*Exercise description*.
Copy each line below holding "from".

*** Block opens ***

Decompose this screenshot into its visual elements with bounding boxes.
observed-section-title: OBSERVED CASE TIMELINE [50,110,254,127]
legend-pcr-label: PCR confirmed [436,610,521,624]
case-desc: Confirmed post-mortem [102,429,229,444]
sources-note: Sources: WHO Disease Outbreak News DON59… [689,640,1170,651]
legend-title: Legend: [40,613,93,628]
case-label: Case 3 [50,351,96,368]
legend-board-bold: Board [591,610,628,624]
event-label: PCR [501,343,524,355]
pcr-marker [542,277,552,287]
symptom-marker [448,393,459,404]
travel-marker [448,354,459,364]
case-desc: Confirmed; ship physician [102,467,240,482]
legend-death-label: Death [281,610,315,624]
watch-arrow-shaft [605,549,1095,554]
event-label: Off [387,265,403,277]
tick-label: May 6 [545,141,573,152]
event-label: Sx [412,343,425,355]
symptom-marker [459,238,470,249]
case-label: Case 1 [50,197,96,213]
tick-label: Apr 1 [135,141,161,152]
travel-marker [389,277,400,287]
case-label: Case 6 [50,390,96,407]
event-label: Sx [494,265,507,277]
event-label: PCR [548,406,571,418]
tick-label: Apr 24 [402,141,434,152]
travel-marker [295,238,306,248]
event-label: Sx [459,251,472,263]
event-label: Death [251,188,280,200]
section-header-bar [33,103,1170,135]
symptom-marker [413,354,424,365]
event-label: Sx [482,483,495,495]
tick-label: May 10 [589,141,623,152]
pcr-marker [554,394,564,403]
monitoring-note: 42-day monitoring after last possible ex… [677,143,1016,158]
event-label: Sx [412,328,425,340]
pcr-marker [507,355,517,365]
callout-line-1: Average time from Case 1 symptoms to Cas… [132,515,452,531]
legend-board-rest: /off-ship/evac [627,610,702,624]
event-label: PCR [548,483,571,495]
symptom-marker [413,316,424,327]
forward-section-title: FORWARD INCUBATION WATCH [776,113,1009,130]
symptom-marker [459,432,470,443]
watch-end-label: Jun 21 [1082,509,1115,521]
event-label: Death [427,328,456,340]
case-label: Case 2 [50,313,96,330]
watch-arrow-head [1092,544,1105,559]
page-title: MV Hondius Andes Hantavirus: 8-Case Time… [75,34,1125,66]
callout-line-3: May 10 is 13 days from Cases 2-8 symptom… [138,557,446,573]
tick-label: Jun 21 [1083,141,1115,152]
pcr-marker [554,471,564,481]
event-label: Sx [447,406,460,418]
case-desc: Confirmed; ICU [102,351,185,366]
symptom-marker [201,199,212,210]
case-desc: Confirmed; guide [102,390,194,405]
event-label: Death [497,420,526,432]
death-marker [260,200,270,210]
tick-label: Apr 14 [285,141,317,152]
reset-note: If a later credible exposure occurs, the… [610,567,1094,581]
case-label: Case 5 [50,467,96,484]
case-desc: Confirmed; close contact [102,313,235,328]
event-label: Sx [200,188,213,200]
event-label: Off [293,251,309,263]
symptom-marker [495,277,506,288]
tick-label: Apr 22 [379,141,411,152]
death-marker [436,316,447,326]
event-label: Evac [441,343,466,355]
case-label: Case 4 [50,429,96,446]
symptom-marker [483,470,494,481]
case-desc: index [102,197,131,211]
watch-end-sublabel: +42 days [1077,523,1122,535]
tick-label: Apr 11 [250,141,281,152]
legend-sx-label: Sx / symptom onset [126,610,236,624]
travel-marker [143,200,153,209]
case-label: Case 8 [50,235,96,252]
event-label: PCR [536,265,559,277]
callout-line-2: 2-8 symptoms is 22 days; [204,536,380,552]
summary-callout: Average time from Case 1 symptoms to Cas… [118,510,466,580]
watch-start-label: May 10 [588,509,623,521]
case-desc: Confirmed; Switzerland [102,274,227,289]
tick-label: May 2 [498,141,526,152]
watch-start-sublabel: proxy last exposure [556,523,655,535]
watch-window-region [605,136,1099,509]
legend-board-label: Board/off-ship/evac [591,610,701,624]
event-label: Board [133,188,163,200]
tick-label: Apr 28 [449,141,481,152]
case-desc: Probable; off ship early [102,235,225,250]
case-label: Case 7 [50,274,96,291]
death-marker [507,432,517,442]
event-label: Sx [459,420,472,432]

*** Block closes ***

*Expected output*.
callout-line-1: Average time from Case 1 symptoms to Cas… [132,515,452,531]
callout-line-3: May 10 is 13 days from Cases 2-8 symptom… [138,557,446,573]
summary-callout: Average time from Case 1 symptoms to Cas… [118,510,466,580]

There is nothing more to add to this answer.